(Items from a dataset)
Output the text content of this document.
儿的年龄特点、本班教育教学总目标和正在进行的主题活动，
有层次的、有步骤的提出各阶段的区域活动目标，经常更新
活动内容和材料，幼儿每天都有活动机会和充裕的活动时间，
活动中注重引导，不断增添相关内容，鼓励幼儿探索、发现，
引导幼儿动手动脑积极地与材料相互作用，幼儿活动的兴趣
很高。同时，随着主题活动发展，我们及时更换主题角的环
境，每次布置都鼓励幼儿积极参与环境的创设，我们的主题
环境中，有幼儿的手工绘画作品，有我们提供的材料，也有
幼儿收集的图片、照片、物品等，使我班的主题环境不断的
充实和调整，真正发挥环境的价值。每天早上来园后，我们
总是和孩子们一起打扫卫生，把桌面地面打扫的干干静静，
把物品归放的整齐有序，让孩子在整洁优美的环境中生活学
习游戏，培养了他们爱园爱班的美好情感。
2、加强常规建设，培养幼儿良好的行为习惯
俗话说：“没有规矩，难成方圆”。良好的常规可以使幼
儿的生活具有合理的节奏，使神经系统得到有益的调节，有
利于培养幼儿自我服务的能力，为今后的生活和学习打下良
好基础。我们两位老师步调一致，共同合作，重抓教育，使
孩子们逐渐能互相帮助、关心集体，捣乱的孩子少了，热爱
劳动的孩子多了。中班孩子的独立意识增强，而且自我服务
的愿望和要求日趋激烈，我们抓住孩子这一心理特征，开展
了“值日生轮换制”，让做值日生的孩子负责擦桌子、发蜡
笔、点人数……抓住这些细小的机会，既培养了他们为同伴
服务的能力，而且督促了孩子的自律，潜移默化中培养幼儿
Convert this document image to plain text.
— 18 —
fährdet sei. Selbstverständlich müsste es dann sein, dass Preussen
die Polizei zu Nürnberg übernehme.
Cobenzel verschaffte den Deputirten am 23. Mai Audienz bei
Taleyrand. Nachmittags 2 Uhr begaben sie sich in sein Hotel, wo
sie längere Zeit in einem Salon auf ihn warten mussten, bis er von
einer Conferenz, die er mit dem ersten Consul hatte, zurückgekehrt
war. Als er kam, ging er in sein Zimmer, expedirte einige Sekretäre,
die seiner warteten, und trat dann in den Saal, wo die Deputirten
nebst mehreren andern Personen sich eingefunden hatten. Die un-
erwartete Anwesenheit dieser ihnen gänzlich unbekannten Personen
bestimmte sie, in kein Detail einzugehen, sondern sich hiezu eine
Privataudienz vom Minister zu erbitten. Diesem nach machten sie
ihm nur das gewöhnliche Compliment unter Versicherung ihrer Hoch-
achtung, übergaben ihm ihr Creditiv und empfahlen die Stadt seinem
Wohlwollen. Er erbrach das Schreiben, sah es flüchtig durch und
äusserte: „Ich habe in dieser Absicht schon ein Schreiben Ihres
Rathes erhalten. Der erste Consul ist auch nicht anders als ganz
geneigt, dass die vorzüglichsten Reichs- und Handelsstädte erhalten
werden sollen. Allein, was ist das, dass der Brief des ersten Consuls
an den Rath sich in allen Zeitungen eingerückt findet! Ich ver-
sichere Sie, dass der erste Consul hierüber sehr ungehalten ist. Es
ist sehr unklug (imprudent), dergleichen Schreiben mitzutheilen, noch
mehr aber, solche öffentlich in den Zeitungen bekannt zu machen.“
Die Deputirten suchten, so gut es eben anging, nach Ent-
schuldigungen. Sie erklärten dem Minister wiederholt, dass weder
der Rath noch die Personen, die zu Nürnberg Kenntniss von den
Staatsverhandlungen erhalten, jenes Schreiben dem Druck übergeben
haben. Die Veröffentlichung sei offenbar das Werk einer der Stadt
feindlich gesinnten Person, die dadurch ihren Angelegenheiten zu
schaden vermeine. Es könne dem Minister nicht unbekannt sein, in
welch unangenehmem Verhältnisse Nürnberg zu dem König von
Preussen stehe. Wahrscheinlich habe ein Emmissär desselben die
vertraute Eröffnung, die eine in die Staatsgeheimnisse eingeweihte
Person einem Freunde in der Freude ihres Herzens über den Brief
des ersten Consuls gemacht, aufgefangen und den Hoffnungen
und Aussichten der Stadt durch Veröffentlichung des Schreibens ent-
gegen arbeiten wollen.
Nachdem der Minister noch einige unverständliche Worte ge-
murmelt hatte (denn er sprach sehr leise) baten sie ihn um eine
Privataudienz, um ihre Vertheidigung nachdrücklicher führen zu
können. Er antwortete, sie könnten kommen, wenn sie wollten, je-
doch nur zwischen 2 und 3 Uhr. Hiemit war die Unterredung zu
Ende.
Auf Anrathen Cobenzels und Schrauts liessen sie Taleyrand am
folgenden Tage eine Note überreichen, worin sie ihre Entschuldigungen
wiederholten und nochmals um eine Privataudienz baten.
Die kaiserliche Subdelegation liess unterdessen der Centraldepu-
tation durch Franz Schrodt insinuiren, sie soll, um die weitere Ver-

EXERCISE BRIEF: Nothing in the listing may be changed; retype it all exactly.

WORKED SOLUTION:
Output the text content of this document.
儿的年龄特点、本班教育教学总目标和正在进行的主题活动，
有层次的、有步骤的提出各阶段的区域活动目标，经常更新
活动内容和材料，幼儿每天都有活动机会和充裕的活动时间，
活动中注重引导，不断增添相关内容，鼓励幼儿探索、发现，
引导幼儿动手动脑积极地与材料相互作用，幼儿活动的兴趣
很高。同时，随着主题活动发展，我们及时更换主题角的环
境，每次布置都鼓励幼儿积极参与环境的创设，我们的主题
环境中，有幼儿的手工绘画作品，有我们提供的材料，也有
幼儿收集的图片、照片、物品等，使我班的主题环境不断的
充实和调整，真正发挥环境的价值。每天早上来园后，我们
总是和孩子们一起打扫卫生，把桌面地面打扫的干干静静，
把物品归放的整齐有序，让孩子在整洁优美的环境中生活学
习游戏，培养了他们爱园爱班的美好情感。
2、加强常规建设，培养幼儿良好的行为习惯
俗话说：“没有规矩，难成方圆”。良好的常规可以使幼
儿的生活具有合理的节奏，使神经系统得到有益的调节，有
利于培养幼儿自我服务的能力，为今后的生活和学习打下良
好基础。我们两位老师步调一致，共同合作，重抓教育，使
孩子们逐渐能互相帮助、关心集体，捣乱的孩子少了，热爱
劳动的孩子多了。中班孩子的独立意识增强，而且自我服务
的愿望和要求日趋激烈，我们抓住孩子这一心理特征，开展
了“值日生轮换制”，让做值日生的孩子负责擦桌子、发蜡
笔、点人数……抓住这些细小的机会，既培养了他们为同伴
服务的能力，而且督促了孩子的自律，潜移默化中培养幼儿
Convert this document image to plain text.
— 18 —
fährdet sei. Selbstverständlich müsste es dann sein, dass Preussen
die Polizei zu Nürnberg übernehme.
Cobenzel verschaffte den Deputirten am 23. Mai Audienz bei
Taleyrand. Nachmittags 2 Uhr begaben sie sich in sein Hotel, wo
sie längere Zeit in einem Salon auf ihn warten mussten, bis er von
einer Conferenz, die er mit dem ersten Consul hatte, zurückgekehrt
war. Als er kam, ging er in sein Zimmer, expedirte einige Sekretäre,
die seiner warteten, und trat dann in den Saal, wo die Deputirten
nebst mehreren andern Personen sich eingefunden hatten. Die un-
erwartete Anwesenheit dieser ihnen gänzlich unbekannten Personen
bestimmte sie, in kein Detail einzugehen, sondern sich hiezu eine
Privataudienz vom Minister zu erbitten. Diesem nach machten sie
ihm nur das gewöhnliche Compliment unter Versicherung ihrer Hoch-
achtung, übergaben ihm ihr Creditiv und empfahlen die Stadt seinem
Wohlwollen. Er erbrach das Schreiben, sah es flüchtig durch und
äusserte: „Ich habe in dieser Absicht schon ein Schreiben Ihres
Rathes erhalten. Der erste Consul ist auch nicht anders als ganz
geneigt, dass die vorzüglichsten Reichs- und Handelsstädte erhalten
werden sollen. Allein, was ist das, dass der Brief des ersten Consuls
an den Rath sich in allen Zeitungen eingerückt findet! Ich ver-
sichere Sie, dass der erste Consul hierüber sehr ungehalten ist. Es
ist sehr unklug (imprudent), dergleichen Schreiben mitzutheilen, noch
mehr aber, solche öffentlich in den Zeitungen bekannt zu machen.“
Die Deputirten suchten, so gut es eben anging, nach Ent-
schuldigungen. Sie erklärten dem Minister wiederholt, dass weder
der Rath noch die Personen, die zu Nürnberg Kenntniss von den
Staatsverhandlungen erhalten, jenes Schreiben dem Druck übergeben
haben. Die Veröffentlichung sei offenbar das Werk einer der Stadt
feindlich gesinnten Person, die dadurch ihren Angelegenheiten zu
schaden vermeine. Es könne dem Minister nicht unbekannt sein, in
welch unangenehmem Verhältnisse Nürnberg zu dem König von
Preussen stehe. Wahrscheinlich habe ein Emmissär desselben die
vertraute Eröffnung, die eine in die Staatsgeheimnisse eingeweihte
Person einem Freunde in der Freude ihres Herzens über den Brief
des ersten Consuls gemacht, aufgefangen und den Hoffnungen
und Aussichten der Stadt durch Veröffentlichung des Schreibens ent-
gegen arbeiten wollen.
Nachdem der Minister noch einige unverständliche Worte ge-
murmelt hatte (denn er sprach sehr leise) baten sie ihn um eine
Privataudienz, um ihre Vertheidigung nachdrücklicher führen zu
können. Er antwortete, sie könnten kommen, wenn sie wollten, je-
doch nur zwischen 2 und 3 Uhr. Hiemit war die Unterredung zu
Ende.
Auf Anrathen Cobenzels und Schrauts liessen sie Taleyrand am
folgenden Tage eine Note überreichen, worin sie ihre Entschuldigungen
wiederholten und nochmals um eine Privataudienz baten.
Die kaiserliche Subdelegation liess unterdessen der Centraldepu-
tation durch Franz Schrodt insinuiren, sie soll, um die weitere Ver-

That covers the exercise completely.